* BEGIN Supplied data *

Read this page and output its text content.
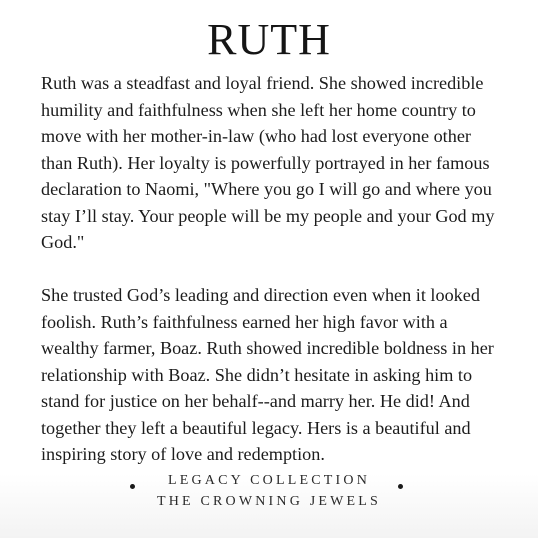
RUTH

Ruth was a steadfast and loyal friend. She showed incredible
humility and faithfulness when she left her home country to
move with her mother-in-law (who had lost everyone other
than Ruth). Her loyalty is powerfully portrayed in her famous
declaration to Naomi, "Where you go I will go and where you
stay I’ll stay. Your people will be my people and your God my
God."

She trusted God’s leading and direction even when it looked
foolish. Ruth’s faithfulness earned her high favor with a
wealthy farmer, Boaz. Ruth showed incredible boldness in her
relationship with Boaz. She didn’t hesitate in asking him to
stand for justice on her behalf--and marry her. He did! And
together they left a beautiful legacy. Hers is a beautiful and
inspiring story of love and redemption.

LEGACY COLLECTION
THE CROWNING JEWELS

* END Supplied data *

The task:
Print each line of the material above exactly, with the pictures removed from your copy.

Correct result:
Read this page and output its text content.
RUTH

Ruth was a steadfast and loyal friend. She showed incredible
humility and faithfulness when she left her home country to
move with her mother-in-law (who had lost everyone other
than Ruth). Her loyalty is powerfully portrayed in her famous
declaration to Naomi, "Where you go I will go and where you
stay I’ll stay. Your people will be my people and your God my
God."

She trusted God’s leading and direction even when it looked
foolish. Ruth’s faithfulness earned her high favor with a
wealthy farmer, Boaz. Ruth showed incredible boldness in her
relationship with Boaz. She didn’t hesitate in asking him to
stand for justice on her behalf--and marry her. He did! And
together they left a beautiful legacy. Hers is a beautiful and
inspiring story of love and redemption.

LEGACY COLLECTION
THE CROWNING JEWELS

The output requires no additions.